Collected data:
────────────────

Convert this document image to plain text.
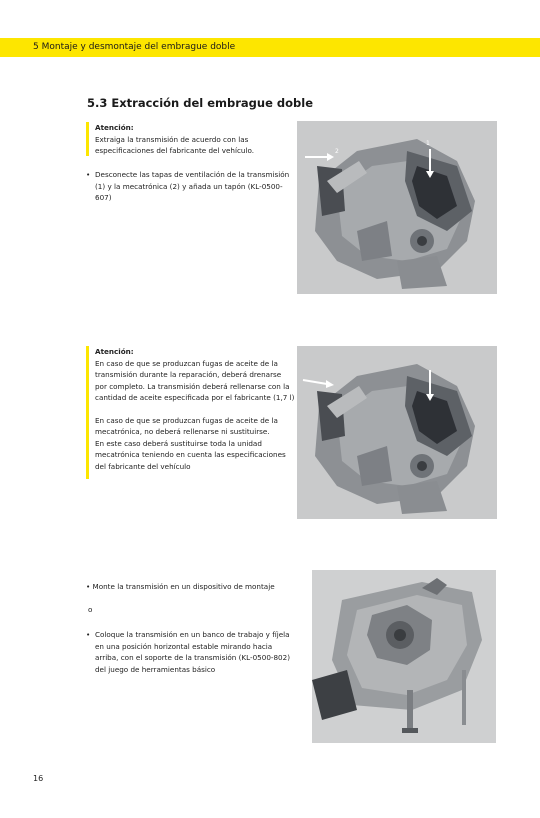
5 Montaje y desmontaje del embrague doble
5.3 Extracción del embrague doble
Atención:
Extraiga la transmisión de acuerdo con las
especificaciones del fabricante del vehículo.
• Desconecte las tapas de ventilación de la transmisión
(1) y la mecatrónica (2) y añada un tapón (KL-0500-607)
2
1
Atención:
En caso de que se produzcan fugas de aceite de la
transmisión durante la reparación, deberá drenarse
por completo. La transmisión deberá rellenarse con la
cantidad de aceite especificada por el fabricante (1,7 l)
En caso de que se produzcan fugas de aceite de la
mecatrónica, no deberá rellenarse ni sustituirse.
En este caso deberá sustituirse toda la unidad
mecatrónica teniendo en cuenta las especificaciones
del fabricante del vehículo
• Monte la transmisión en un dispositivo de montaje
o
• Coloque la transmisión en un banco de trabajo y fíjela
en una posición horizontal estable mirando hacia
arriba, con el soporte de la transmisión (KL-0500-802)
del juego de herramientas básico
16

────────────────

GOAL → Only lines holding the string "embrague" are wanted; gather each one from the entries above.

WRITTEN REPLY →
5 Montaje y desmontaje del embrague doble
5.3 Extracción del embrague doble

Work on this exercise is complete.